TASK PROMPT |
From the entries below, copy out every line with "Democrats" in it.

DATA |
═══
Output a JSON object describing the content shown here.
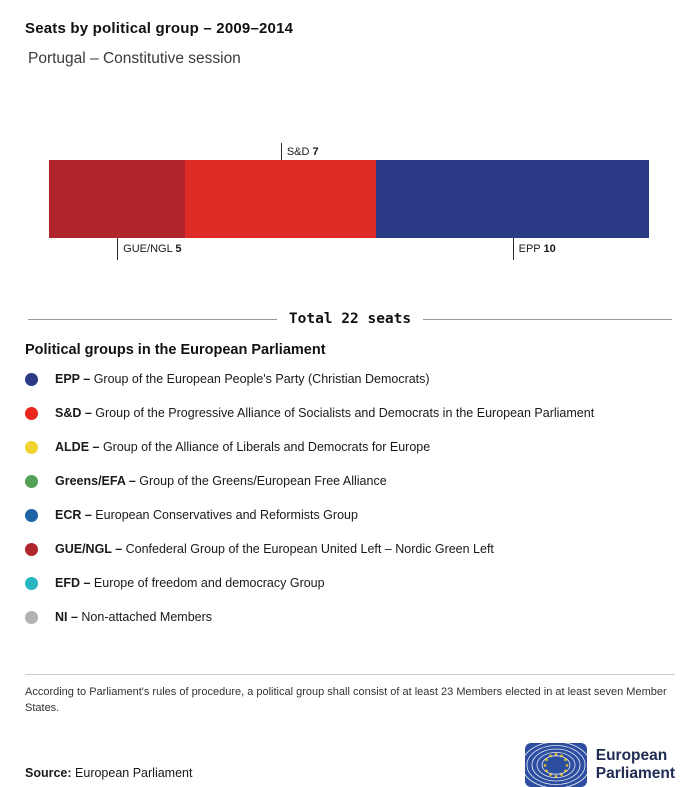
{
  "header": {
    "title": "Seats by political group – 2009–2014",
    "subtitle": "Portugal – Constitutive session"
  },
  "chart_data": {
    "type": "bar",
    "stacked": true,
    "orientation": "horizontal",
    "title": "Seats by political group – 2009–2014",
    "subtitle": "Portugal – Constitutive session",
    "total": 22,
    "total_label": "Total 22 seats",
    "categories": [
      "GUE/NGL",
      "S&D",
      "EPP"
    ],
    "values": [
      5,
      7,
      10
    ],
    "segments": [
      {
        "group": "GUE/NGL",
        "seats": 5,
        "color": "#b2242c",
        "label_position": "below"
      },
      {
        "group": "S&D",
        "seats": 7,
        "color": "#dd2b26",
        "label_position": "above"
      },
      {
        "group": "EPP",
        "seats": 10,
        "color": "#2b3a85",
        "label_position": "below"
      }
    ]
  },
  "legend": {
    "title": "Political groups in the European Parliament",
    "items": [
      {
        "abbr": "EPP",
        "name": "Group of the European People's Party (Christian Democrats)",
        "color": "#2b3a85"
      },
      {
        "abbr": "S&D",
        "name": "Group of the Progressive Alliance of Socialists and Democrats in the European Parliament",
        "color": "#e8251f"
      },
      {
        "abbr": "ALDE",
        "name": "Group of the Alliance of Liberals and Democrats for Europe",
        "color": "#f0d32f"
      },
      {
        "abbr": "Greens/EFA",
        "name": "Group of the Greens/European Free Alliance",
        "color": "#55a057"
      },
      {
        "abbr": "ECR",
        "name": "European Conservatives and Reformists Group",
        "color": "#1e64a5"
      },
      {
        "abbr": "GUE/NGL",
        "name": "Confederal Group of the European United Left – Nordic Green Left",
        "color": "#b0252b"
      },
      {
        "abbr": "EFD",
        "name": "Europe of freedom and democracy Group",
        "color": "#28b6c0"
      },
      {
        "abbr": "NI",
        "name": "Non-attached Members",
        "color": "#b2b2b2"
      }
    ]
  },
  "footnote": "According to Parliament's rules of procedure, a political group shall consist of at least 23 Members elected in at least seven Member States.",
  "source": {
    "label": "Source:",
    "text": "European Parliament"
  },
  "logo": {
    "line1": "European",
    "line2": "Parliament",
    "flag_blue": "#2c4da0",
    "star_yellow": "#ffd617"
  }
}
═══
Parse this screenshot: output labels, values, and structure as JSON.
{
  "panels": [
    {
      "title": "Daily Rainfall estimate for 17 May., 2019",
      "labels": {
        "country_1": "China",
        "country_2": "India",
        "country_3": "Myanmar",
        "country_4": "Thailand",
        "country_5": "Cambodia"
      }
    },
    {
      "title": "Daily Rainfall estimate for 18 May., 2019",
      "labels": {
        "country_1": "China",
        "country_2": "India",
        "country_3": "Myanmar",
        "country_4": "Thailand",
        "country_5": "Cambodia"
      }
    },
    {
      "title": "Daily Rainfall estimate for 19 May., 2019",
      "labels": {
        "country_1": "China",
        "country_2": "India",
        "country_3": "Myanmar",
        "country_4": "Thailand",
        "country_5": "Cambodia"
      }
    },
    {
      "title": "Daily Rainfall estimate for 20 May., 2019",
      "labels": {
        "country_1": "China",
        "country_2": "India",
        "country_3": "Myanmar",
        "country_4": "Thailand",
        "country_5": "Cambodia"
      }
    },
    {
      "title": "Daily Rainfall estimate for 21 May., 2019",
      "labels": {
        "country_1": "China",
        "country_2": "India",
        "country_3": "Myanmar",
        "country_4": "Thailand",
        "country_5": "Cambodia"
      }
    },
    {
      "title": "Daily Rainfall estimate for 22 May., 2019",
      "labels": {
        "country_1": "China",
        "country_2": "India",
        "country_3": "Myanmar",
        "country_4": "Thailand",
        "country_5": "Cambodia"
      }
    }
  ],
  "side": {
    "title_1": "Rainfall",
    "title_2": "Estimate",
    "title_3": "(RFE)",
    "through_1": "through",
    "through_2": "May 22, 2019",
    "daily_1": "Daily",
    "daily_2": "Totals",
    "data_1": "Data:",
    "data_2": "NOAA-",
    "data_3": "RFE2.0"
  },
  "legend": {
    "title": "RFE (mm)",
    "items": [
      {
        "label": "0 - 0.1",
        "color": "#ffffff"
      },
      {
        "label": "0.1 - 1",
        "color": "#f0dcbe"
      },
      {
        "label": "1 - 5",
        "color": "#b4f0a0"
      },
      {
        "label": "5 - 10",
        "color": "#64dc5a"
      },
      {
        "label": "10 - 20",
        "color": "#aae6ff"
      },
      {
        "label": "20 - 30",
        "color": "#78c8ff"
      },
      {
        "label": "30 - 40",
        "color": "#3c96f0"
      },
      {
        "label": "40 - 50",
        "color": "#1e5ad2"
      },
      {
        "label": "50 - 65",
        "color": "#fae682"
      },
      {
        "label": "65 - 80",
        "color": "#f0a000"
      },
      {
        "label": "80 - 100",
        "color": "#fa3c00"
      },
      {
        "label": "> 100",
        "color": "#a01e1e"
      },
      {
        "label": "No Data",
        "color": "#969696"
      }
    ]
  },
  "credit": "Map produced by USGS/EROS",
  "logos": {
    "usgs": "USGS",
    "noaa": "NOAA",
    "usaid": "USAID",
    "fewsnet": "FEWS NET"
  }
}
═══
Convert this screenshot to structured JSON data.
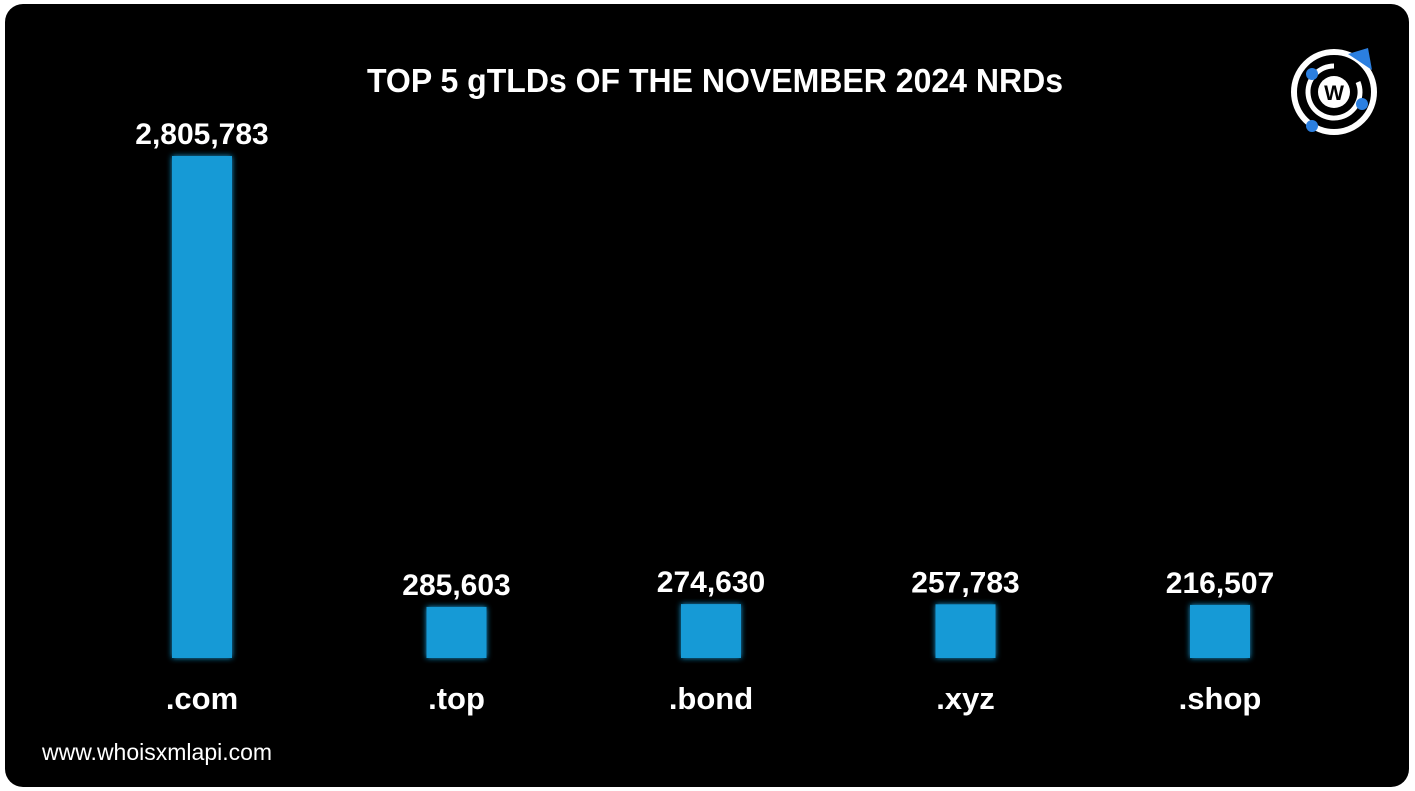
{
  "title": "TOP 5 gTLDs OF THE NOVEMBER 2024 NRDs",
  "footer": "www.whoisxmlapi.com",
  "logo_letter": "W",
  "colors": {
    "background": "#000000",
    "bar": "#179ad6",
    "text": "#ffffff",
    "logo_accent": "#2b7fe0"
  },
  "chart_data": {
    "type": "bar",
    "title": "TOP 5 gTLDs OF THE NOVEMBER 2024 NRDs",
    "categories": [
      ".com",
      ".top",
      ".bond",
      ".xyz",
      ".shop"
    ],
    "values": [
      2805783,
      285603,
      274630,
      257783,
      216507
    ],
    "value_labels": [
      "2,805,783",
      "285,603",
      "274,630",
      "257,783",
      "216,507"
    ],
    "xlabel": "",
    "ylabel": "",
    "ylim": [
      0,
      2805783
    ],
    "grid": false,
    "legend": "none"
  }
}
═══
SOLUTION FOR THIS PROBLEM |
        "name": "Group of the European People's Party (Christian Democrats)",
        "name": "Group of the Progressive Alliance of Socialists and Democrats in the European Parliament",
        "name": "Group of the Alliance of Liberals and Democrats for Europe",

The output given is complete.